-- Do this --
Find and return each line containing "basis".

(Structured figure records)
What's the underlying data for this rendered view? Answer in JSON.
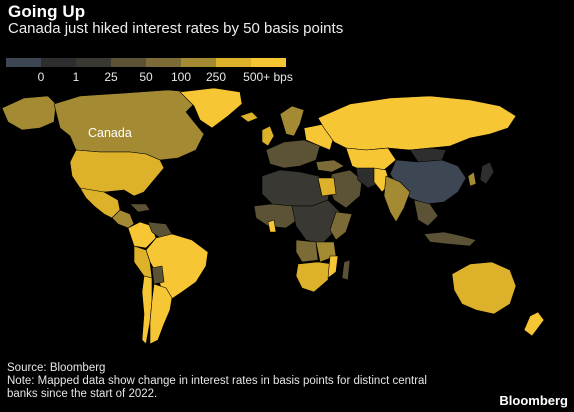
{
  "title": "Going Up",
  "subtitle": "Canada just hiked interest rates by 50 basis points",
  "legend": {
    "bins": [
      {
        "label": "",
        "color": "#3d4754"
      },
      {
        "label": "0",
        "color": "#2e2e2e"
      },
      {
        "label": "1",
        "color": "#3a3832"
      },
      {
        "label": "25",
        "color": "#5c5235"
      },
      {
        "label": "50",
        "color": "#7c6b36"
      },
      {
        "label": "100",
        "color": "#a38a33"
      },
      {
        "label": "250",
        "color": "#ddb22a"
      },
      {
        "label": "500+ bps",
        "color": "#f7c634"
      }
    ]
  },
  "map_labels": {
    "canada": "Canada"
  },
  "source": "Source: Bloomberg",
  "note": "Note: Mapped data show change in interest rates in basis points for distinct central banks since the start of 2022.",
  "brand": "Bloomberg",
  "colors": {
    "background": "#000000",
    "negative": "#3d4754",
    "zero": "#2e2e2e",
    "low": "#3a3832",
    "bps25": "#5c5235",
    "bps50": "#7c6b36",
    "bps100": "#a38a33",
    "bps250": "#ddb22a",
    "bps500": "#f7c634"
  }
}
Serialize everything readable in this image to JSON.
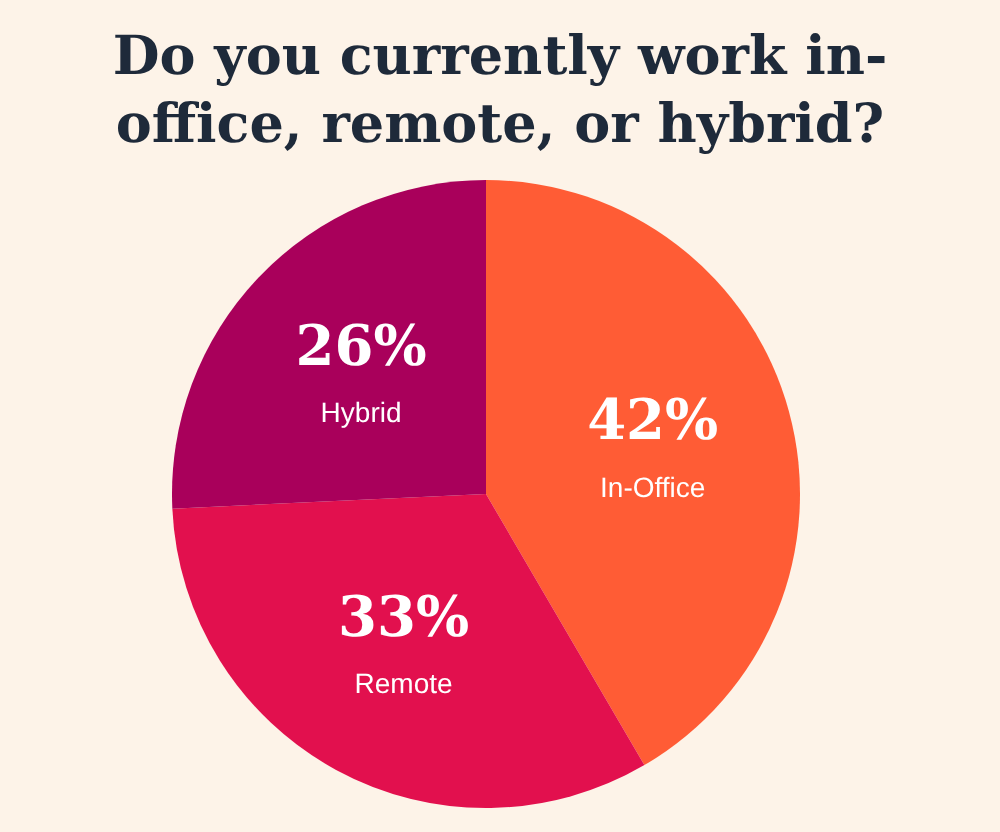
{
  "chart_data": {
    "type": "pie",
    "title": "Do you currently work in-office, remote, or hybrid?",
    "categories": [
      "In-Office",
      "Remote",
      "Hybrid"
    ],
    "values": [
      42,
      33,
      26
    ],
    "value_labels": [
      "42%",
      "33%",
      "26%"
    ],
    "colors": [
      "#ff5c35",
      "#e2104e",
      "#a9005b"
    ],
    "legend": false
  }
}
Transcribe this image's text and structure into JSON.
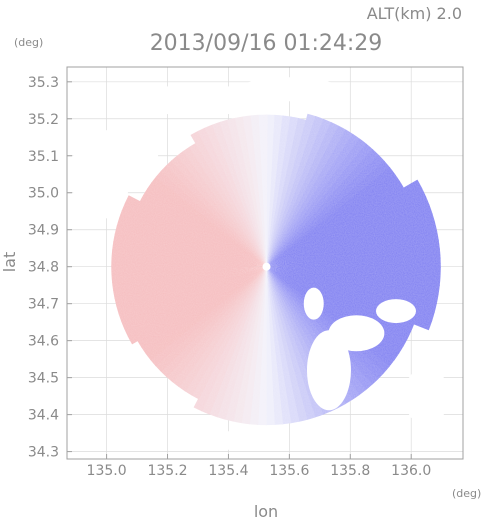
{
  "chart_data": {
    "type": "heatmap",
    "title": "2013/09/16 01:24:29",
    "altitude_label": "ALT(km) 2.0",
    "xlabel": "lon",
    "ylabel": "lat",
    "x_unit": "(deg)",
    "y_unit": "(deg)",
    "xlim": [
      134.87,
      136.17
    ],
    "ylim": [
      34.28,
      35.34
    ],
    "x_ticks": [
      "135.0",
      "135.2",
      "135.4",
      "135.6",
      "135.8",
      "136.0"
    ],
    "x_tick_values": [
      135.0,
      135.2,
      135.4,
      135.6,
      135.8,
      136.0
    ],
    "y_ticks": [
      "34.3",
      "34.4",
      "34.5",
      "34.6",
      "34.7",
      "34.8",
      "34.9",
      "35.0",
      "35.1",
      "35.2",
      "35.3"
    ],
    "y_tick_values": [
      34.3,
      34.4,
      34.5,
      34.6,
      34.7,
      34.8,
      34.9,
      35.0,
      35.1,
      35.2,
      35.3
    ],
    "radar_center": [
      135.525,
      34.8
    ],
    "radar_range_deg": 0.52,
    "colors": {
      "approaching": "#7f7ff2",
      "receding": "#f7b4b4",
      "neutral": "#f3f3fb",
      "frame": "#a0a0a0",
      "grid": "#dcdcdc",
      "text": "#8a8a8a"
    }
  }
}
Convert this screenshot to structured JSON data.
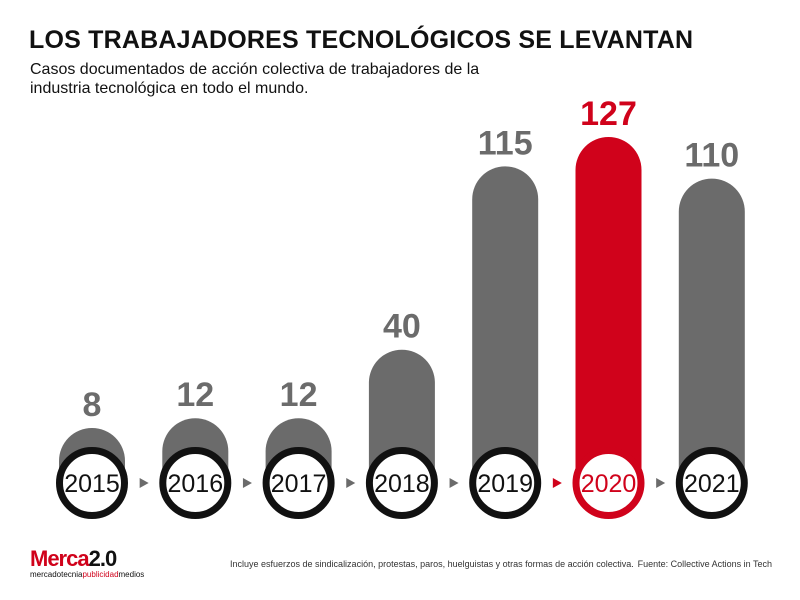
{
  "title": "LOS TRABAJADORES TECNOLÓGICOS SE LEVANTAN",
  "subtitle": "Casos documentados de acción colectiva de trabajadores de la industria tecnológica en todo el mundo.",
  "footer": {
    "note": "Incluye esfuerzos de sindicalización, protestas, paros, huelguistas y otras formas de acción colectiva.",
    "source": "Fuente: Collective Actions in Tech"
  },
  "logo": {
    "brand": "Merca",
    "brand_number": "2.0",
    "tagline_left": "mercadotecnia",
    "tagline_mid": "publicidad",
    "tagline_right": "medios"
  },
  "colors": {
    "bar": "#6b6b6b",
    "highlight": "#d0021b",
    "ring": "#111111",
    "label": "#6b6b6b"
  },
  "chart_data": {
    "type": "bar",
    "categories": [
      "2015",
      "2016",
      "2017",
      "2018",
      "2019",
      "2020",
      "2021"
    ],
    "values": [
      8,
      12,
      12,
      40,
      115,
      127,
      110
    ],
    "highlight_category": "2020",
    "xlabel": "",
    "ylabel": "",
    "ylim": [
      0,
      127
    ]
  }
}
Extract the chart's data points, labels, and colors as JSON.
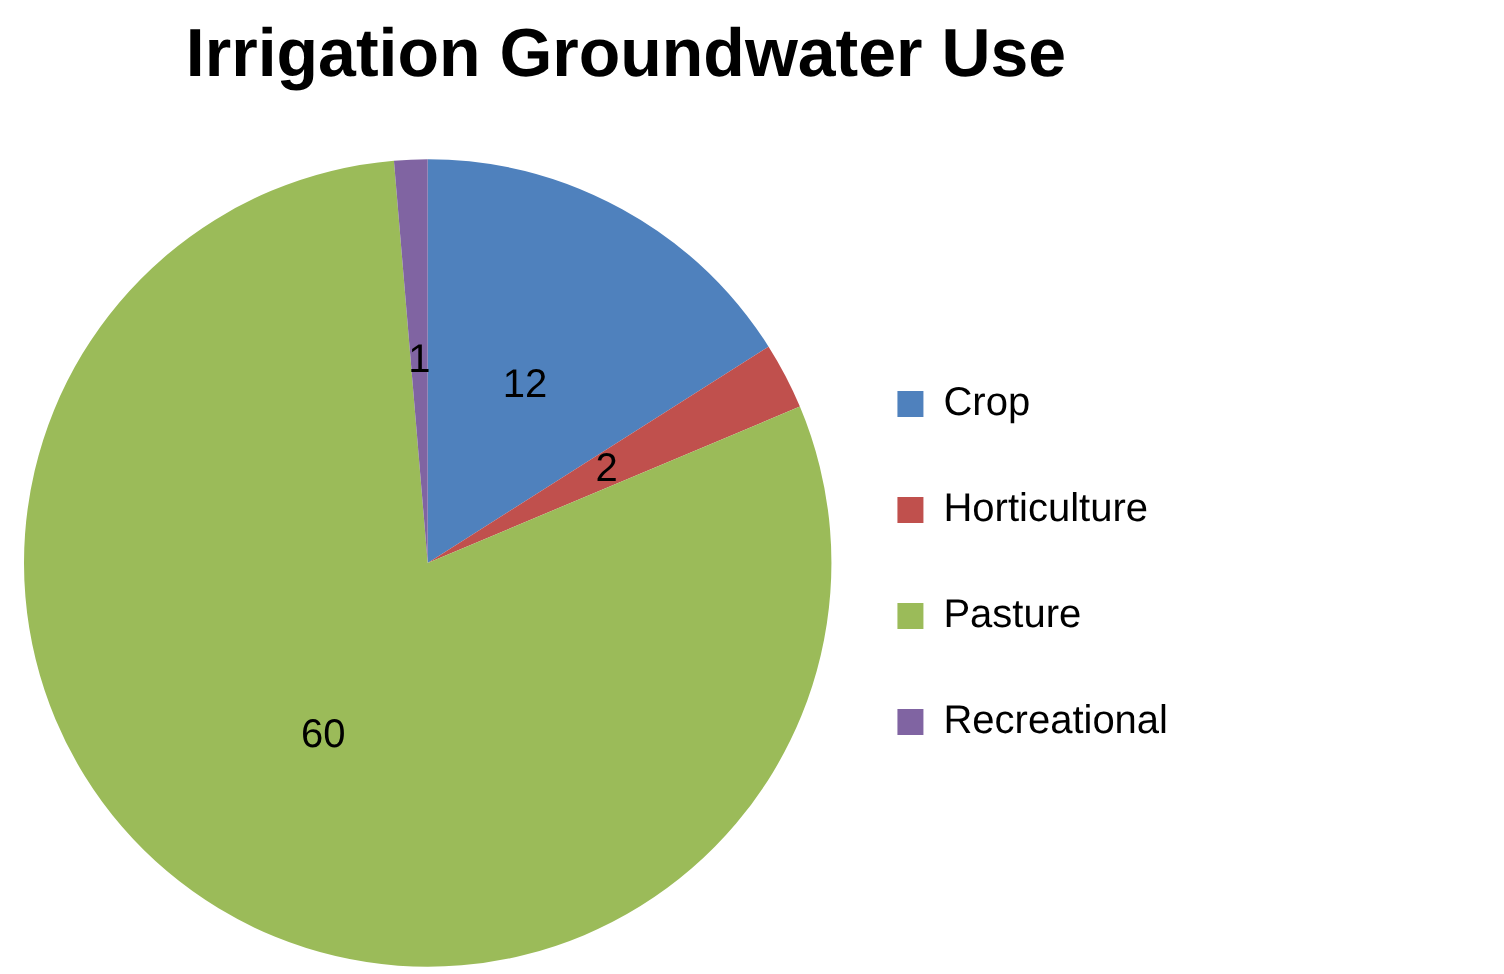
{
  "chart_data": {
    "type": "pie",
    "title": "Irrigation Groundwater Use",
    "categories": [
      "Crop",
      "Horticulture",
      "Pasture",
      "Recreational"
    ],
    "values": [
      12,
      2,
      60,
      1
    ],
    "colors": [
      "#4f81bd",
      "#c0504d",
      "#9bbb59",
      "#8064a2"
    ],
    "data_labels": true,
    "legend": "right"
  }
}
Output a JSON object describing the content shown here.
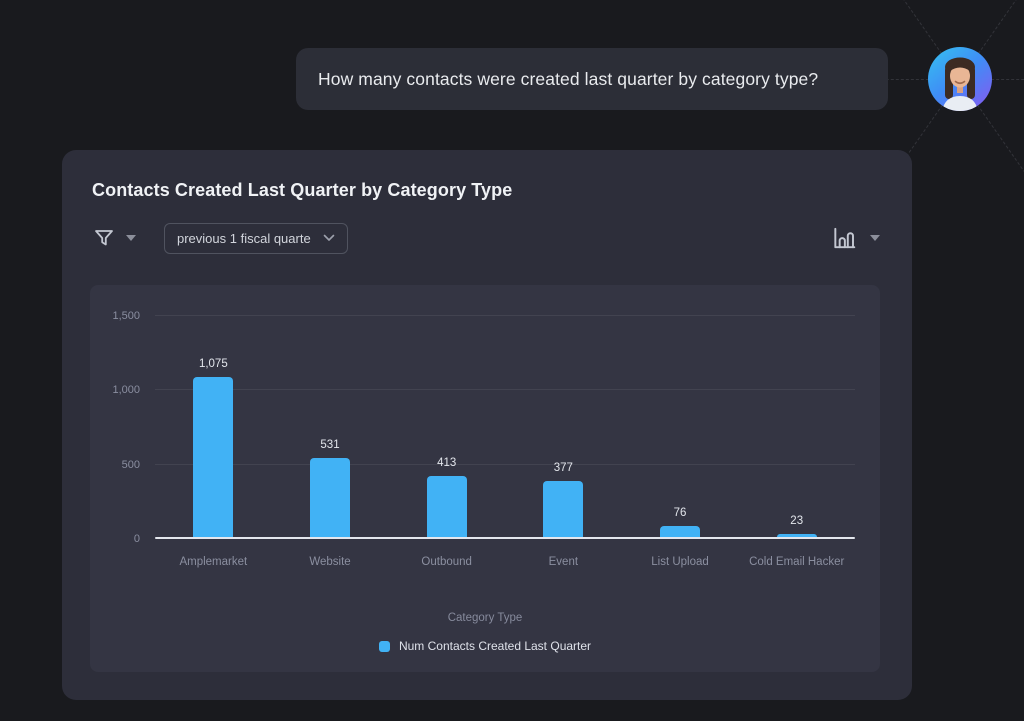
{
  "chat": {
    "question": "How many contacts were created last quarter by category type?"
  },
  "card": {
    "title": "Contacts Created Last Quarter by Category Type",
    "controls": {
      "time_range_value": "previous 1 fiscal quarte",
      "filter_icon": "funnel-icon",
      "filter_caret_icon": "caret-down-icon",
      "chart_type_icon": "bar-chart-icon",
      "chart_type_caret_icon": "caret-down-icon",
      "select_chevron_icon": "chevron-down-icon"
    }
  },
  "chart_data": {
    "type": "bar",
    "title": "Contacts Created Last Quarter by Category Type",
    "categories": [
      "Amplemarket",
      "Website",
      "Outbound",
      "Event",
      "List Upload",
      "Cold Email Hacker"
    ],
    "values": [
      1075,
      531,
      413,
      377,
      76,
      23
    ],
    "value_labels": [
      "1,075",
      "531",
      "413",
      "377",
      "76",
      "23"
    ],
    "xlabel": "Category Type",
    "ylabel": "",
    "ylim": [
      0,
      1500
    ],
    "yticks": [
      0,
      500,
      1000,
      1500
    ],
    "ytick_labels": [
      "0",
      "500",
      "1,000",
      "1,500"
    ],
    "legend_label": "Num Contacts Created Last Quarter",
    "legend_position": "bottom",
    "grid": true,
    "bar_color": "#41B2F5"
  },
  "colors": {
    "accent_blue": "#41B2F5",
    "page_background": "#191a1e",
    "card_background": "#2d2e3a",
    "panel_background": "#343543",
    "bubble_background": "#2c2e37"
  }
}
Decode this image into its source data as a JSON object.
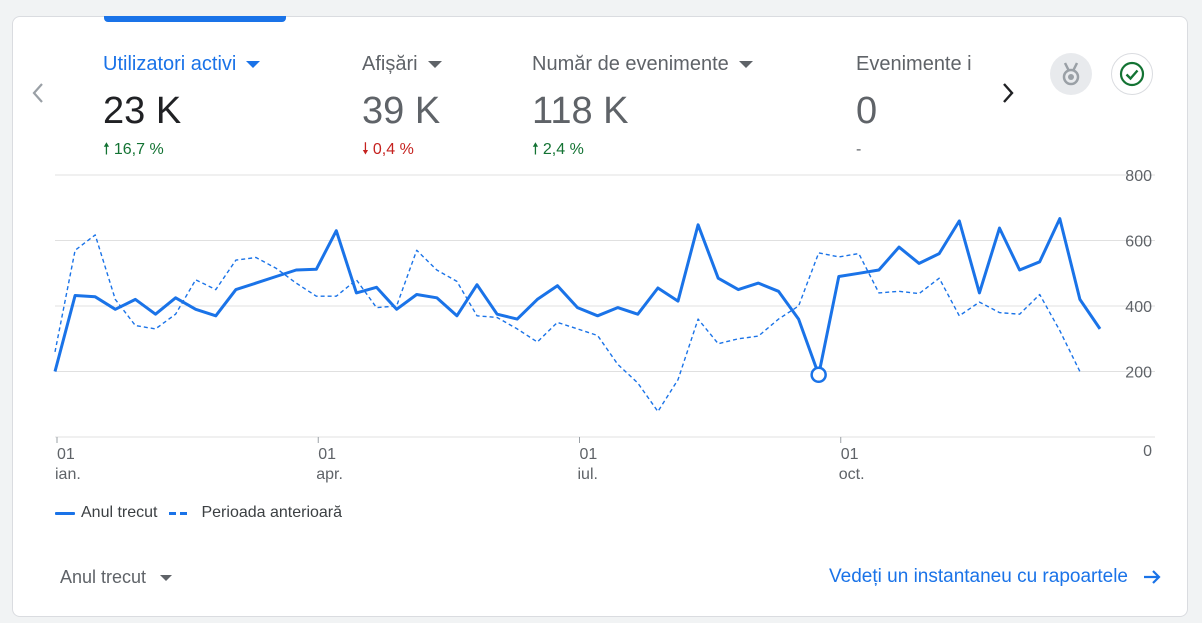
{
  "metrics": [
    {
      "label": "Utilizatori activi",
      "value": "23 K",
      "change": "16,7 %",
      "direction": "up",
      "active": true
    },
    {
      "label": "Afișări",
      "value": "39 K",
      "change": "0,4 %",
      "direction": "down",
      "active": false
    },
    {
      "label": "Număr de evenimente",
      "value": "118 K",
      "change": "2,4 %",
      "direction": "up",
      "active": false
    },
    {
      "label": "Evenimente i",
      "value": "0",
      "change": "-",
      "direction": "none",
      "active": false
    }
  ],
  "icons": {
    "prev": "chevron-left-icon",
    "next": "chevron-right-icon",
    "badge": "medal-icon",
    "check": "check-circle-icon",
    "arrow": "arrow-right-icon"
  },
  "colors": {
    "accent": "#1a73e8",
    "up": "#137333",
    "down": "#c5221f",
    "grid": "#e0e0e0"
  },
  "chart_data": {
    "type": "line",
    "y_ticks": [
      "800",
      "600",
      "400",
      "200",
      "0"
    ],
    "ylim": [
      0,
      800
    ],
    "x_ticks": [
      {
        "day": "01",
        "month": "ian.",
        "index": 0
      },
      {
        "day": "01",
        "month": "apr.",
        "index": 13
      },
      {
        "day": "01",
        "month": "iul.",
        "index": 26
      },
      {
        "day": "01",
        "month": "oct.",
        "index": 39
      }
    ],
    "series": [
      {
        "name": "Anul trecut",
        "style": "solid",
        "values": [
          200,
          432,
          428,
          390,
          420,
          375,
          425,
          390,
          370,
          450,
          470,
          490,
          510,
          512,
          630,
          440,
          457,
          390,
          435,
          425,
          370,
          465,
          375,
          360,
          420,
          462,
          395,
          370,
          395,
          375,
          455,
          415,
          648,
          485,
          450,
          470,
          445,
          360,
          190,
          490,
          500,
          510,
          580,
          530,
          560,
          660,
          440,
          638,
          510,
          535,
          667,
          420,
          330
        ],
        "highlight_index": 38
      },
      {
        "name": "Perioada anterioară",
        "style": "dashed",
        "values": [
          260,
          570,
          617,
          420,
          340,
          330,
          375,
          480,
          450,
          540,
          548,
          515,
          470,
          430,
          430,
          480,
          395,
          400,
          570,
          510,
          475,
          370,
          365,
          330,
          290,
          350,
          330,
          310,
          222,
          165,
          78,
          175,
          360,
          285,
          300,
          308,
          360,
          400,
          562,
          550,
          560,
          440,
          445,
          438,
          485,
          370,
          412,
          380,
          375,
          435,
          325,
          200
        ]
      }
    ]
  },
  "legend": [
    {
      "label": "Anul trecut",
      "style": "solid"
    },
    {
      "label": "Perioada anterioară",
      "style": "dashed"
    }
  ],
  "footer": {
    "period": "Anul trecut",
    "link": "Vedeți un instantaneu cu rapoartele"
  }
}
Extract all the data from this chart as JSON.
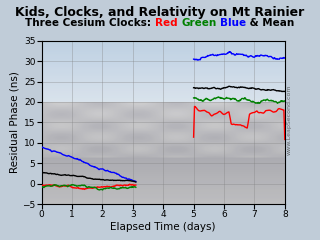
{
  "title": "Kids, Clocks, and Relativity on Mt Rainier",
  "subtitle_texts": [
    "Three Cesium Clocks: ",
    "Red",
    " ",
    "Green",
    " ",
    "Blue",
    " & Mean"
  ],
  "subtitle_colors": [
    "black",
    "red",
    "black",
    "green",
    "black",
    "blue",
    "black"
  ],
  "xlabel": "Elapsed Time (days)",
  "ylabel": "Residual Phase (ns)",
  "xlim": [
    0,
    8
  ],
  "ylim": [
    -5,
    35
  ],
  "xticks": [
    0,
    1,
    2,
    3,
    4,
    5,
    6,
    7,
    8
  ],
  "yticks": [
    -5,
    0,
    5,
    10,
    15,
    20,
    25,
    30,
    35
  ],
  "watermark": "www.LeapSecond.com",
  "bg_color": "#c0ccd8",
  "title_fontsize": 9,
  "subtitle_fontsize": 7.5,
  "axis_label_fontsize": 7.5,
  "tick_fontsize": 6.5,
  "line_width": 1.0,
  "colors": [
    "blue",
    "black",
    "red",
    "green"
  ]
}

-- Reply to the exercise --
  "subtitle": "Canada just hiked interest rates by 50 basis points",
  "note": "Note: Mapped data show change in interest rates in basis points for distinct central banks since the start of 2022.",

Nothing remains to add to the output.